• DATA EXTRACT:
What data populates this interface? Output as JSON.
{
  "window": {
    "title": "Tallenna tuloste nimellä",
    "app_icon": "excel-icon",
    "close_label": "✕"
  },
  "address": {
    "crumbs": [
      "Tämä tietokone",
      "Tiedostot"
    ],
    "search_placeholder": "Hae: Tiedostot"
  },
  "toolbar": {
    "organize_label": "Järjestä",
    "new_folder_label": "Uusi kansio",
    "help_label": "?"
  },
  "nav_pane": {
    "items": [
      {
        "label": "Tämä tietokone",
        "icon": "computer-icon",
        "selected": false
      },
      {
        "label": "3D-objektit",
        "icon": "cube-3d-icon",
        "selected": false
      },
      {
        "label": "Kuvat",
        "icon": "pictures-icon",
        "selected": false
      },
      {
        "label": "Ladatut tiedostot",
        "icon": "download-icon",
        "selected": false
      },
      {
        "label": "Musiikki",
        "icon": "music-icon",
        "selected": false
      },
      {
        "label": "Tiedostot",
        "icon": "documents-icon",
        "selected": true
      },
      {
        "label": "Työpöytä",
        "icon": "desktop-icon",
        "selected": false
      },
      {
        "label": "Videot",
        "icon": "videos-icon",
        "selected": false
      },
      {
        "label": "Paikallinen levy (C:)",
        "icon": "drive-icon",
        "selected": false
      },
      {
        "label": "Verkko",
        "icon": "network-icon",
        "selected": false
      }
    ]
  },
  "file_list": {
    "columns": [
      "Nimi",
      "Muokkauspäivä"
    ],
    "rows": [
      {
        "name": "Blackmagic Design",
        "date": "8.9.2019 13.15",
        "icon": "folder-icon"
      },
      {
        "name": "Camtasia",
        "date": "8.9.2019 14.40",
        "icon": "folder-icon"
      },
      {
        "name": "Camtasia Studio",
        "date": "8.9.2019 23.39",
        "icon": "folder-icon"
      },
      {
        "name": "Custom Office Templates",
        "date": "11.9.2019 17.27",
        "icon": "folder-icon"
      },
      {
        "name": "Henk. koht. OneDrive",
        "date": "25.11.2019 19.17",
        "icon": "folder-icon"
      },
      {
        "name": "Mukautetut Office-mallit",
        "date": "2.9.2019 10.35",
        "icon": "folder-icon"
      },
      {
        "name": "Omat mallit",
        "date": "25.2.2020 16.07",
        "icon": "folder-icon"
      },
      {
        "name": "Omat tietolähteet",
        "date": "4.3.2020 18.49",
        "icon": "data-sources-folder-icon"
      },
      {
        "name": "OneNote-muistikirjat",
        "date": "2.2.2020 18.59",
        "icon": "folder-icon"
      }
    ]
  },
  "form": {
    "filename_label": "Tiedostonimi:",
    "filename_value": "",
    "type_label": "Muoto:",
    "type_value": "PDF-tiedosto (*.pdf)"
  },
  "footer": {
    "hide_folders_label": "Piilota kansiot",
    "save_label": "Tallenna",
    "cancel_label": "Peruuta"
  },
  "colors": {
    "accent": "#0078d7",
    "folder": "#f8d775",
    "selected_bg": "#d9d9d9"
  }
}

• SHORT TASK: In the records above, find each line that holds the word "Tämä"; copy all such lines.

• CORRECT ANSWER:
      "Tämä tietokone",
        "label": "Tämä tietokone",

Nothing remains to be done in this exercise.